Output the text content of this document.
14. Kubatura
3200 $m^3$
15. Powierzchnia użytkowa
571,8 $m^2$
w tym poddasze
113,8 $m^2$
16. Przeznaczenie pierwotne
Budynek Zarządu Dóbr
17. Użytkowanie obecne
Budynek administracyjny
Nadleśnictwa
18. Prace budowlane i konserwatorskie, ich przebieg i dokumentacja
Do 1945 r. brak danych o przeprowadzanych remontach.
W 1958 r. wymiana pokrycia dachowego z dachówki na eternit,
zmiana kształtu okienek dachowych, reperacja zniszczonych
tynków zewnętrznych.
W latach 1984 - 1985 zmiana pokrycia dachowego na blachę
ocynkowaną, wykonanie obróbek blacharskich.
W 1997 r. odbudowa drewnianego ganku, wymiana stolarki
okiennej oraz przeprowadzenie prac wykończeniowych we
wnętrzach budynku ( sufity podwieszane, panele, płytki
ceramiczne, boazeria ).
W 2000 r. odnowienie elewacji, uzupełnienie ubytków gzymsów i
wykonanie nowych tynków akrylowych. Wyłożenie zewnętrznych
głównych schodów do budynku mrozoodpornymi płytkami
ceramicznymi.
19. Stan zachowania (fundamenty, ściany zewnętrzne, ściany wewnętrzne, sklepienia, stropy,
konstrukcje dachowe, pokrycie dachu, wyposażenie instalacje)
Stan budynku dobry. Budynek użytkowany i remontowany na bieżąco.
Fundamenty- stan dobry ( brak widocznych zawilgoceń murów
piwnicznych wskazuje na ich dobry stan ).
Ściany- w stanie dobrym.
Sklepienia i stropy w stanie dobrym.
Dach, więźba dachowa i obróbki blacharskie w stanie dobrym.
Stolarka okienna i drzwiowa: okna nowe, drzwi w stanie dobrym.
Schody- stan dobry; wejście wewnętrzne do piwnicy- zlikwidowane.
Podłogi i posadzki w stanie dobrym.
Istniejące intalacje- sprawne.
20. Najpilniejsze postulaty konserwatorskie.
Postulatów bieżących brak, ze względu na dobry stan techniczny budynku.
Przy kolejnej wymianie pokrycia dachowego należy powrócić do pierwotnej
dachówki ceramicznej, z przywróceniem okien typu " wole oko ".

────────

Exercise task — Across the entries above, how many lines contain "Budynek"? Provide only the count.

Answer in full — 3